_What to produce_: In the records that follow, locate every line with "Output" and extract it.

_Task input_:
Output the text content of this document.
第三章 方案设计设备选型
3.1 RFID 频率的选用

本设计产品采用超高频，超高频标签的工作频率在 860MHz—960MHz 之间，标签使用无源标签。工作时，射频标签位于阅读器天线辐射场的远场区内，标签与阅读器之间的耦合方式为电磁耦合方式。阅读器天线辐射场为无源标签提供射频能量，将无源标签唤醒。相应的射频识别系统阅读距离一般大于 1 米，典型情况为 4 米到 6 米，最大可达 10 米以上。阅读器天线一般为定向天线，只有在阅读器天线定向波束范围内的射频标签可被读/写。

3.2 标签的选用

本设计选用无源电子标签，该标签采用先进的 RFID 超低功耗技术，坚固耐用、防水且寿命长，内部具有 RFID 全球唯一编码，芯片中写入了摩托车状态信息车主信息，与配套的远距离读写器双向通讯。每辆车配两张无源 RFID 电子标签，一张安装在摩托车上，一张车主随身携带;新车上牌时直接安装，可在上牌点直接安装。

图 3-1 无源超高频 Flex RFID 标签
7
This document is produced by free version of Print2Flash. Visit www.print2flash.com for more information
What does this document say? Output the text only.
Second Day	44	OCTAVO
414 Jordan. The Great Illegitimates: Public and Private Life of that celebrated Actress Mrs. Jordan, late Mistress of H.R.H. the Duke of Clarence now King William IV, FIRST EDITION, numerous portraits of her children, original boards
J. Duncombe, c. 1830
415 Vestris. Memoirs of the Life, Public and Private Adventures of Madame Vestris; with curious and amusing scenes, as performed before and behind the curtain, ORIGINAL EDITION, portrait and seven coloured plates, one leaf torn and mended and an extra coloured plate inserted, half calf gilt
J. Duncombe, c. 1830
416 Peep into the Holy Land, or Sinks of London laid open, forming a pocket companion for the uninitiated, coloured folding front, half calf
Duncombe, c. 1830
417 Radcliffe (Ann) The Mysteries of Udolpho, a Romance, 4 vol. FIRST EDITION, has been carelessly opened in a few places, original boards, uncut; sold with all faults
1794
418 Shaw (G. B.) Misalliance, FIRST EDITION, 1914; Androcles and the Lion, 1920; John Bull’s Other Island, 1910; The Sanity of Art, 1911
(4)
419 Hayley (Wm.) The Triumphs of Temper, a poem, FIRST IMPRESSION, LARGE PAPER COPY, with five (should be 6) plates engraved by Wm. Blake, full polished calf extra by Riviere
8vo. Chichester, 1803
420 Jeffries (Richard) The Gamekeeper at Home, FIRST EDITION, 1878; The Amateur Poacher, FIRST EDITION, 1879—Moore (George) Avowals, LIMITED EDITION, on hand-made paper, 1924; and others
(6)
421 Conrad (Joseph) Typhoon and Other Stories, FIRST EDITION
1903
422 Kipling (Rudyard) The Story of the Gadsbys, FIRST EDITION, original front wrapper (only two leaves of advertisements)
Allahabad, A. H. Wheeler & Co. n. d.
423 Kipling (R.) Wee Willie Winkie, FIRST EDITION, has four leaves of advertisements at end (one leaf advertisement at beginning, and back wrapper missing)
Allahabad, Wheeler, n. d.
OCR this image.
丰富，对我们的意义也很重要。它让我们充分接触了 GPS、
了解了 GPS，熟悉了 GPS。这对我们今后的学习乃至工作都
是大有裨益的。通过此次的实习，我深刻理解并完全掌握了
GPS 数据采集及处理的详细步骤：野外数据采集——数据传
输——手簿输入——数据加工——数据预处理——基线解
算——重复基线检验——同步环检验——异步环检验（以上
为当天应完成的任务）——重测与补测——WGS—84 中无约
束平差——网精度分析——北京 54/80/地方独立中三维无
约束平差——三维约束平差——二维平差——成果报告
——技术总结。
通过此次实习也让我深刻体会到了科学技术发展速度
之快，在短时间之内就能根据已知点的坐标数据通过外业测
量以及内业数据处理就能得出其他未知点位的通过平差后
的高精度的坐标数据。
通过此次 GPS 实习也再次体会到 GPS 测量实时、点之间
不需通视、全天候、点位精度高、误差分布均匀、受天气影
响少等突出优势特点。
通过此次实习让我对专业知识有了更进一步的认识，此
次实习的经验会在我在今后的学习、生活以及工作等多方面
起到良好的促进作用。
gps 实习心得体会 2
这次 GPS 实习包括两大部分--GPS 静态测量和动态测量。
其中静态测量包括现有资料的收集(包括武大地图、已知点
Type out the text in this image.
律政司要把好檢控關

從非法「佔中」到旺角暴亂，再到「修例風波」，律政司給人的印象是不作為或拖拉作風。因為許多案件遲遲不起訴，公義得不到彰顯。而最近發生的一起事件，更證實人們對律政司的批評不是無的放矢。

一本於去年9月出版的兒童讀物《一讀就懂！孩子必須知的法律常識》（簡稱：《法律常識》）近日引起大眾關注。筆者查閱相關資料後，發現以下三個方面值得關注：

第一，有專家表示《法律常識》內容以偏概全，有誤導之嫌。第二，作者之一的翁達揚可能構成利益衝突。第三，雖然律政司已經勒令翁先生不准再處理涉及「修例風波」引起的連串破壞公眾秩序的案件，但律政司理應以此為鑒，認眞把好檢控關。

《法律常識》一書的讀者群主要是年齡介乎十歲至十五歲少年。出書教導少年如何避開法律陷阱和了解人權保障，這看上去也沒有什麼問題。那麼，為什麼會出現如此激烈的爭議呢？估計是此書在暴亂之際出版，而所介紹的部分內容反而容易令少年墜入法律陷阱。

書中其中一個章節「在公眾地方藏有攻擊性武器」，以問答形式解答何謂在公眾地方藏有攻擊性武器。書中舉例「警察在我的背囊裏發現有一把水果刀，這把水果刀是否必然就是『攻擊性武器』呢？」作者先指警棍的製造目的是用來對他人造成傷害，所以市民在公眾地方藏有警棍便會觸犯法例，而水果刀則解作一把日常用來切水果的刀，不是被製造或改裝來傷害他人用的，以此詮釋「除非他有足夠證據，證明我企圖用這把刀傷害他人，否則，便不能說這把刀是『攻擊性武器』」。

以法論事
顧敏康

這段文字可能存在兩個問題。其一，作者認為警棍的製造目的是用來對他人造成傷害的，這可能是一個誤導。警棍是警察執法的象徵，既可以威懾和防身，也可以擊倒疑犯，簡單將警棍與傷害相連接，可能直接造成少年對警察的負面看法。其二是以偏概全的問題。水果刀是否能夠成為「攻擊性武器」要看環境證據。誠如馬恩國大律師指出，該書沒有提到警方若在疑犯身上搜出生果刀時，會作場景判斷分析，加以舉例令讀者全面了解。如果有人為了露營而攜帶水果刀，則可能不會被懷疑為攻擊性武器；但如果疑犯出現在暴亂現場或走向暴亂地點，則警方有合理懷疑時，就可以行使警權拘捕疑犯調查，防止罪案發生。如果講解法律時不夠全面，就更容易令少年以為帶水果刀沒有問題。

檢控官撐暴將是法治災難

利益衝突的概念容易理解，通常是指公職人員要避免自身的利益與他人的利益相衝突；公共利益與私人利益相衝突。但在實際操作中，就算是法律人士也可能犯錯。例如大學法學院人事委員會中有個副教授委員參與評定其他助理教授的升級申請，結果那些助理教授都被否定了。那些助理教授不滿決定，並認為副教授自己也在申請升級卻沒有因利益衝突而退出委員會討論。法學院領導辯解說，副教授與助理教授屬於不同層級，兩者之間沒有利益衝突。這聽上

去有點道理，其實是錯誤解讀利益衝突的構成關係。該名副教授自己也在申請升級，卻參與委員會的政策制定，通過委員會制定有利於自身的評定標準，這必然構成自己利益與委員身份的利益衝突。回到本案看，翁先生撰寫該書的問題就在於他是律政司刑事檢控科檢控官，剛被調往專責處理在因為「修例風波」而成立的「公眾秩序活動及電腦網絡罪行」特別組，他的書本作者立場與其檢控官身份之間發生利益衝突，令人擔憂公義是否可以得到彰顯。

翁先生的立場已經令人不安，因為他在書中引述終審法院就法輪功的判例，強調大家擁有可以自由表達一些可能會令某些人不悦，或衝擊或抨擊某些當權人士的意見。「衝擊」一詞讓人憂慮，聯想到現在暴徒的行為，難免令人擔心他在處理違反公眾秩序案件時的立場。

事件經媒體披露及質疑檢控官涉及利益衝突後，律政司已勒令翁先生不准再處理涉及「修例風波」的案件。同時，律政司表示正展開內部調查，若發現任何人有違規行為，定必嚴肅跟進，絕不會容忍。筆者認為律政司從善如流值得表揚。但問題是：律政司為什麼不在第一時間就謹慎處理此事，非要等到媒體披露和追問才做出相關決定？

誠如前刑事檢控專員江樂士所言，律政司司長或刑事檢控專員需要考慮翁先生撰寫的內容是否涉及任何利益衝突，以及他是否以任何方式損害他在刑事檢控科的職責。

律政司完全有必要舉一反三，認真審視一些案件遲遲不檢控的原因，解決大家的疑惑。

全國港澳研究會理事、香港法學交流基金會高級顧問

_Answer_:
Output the text content of this document.
What does this document say? Output the text only.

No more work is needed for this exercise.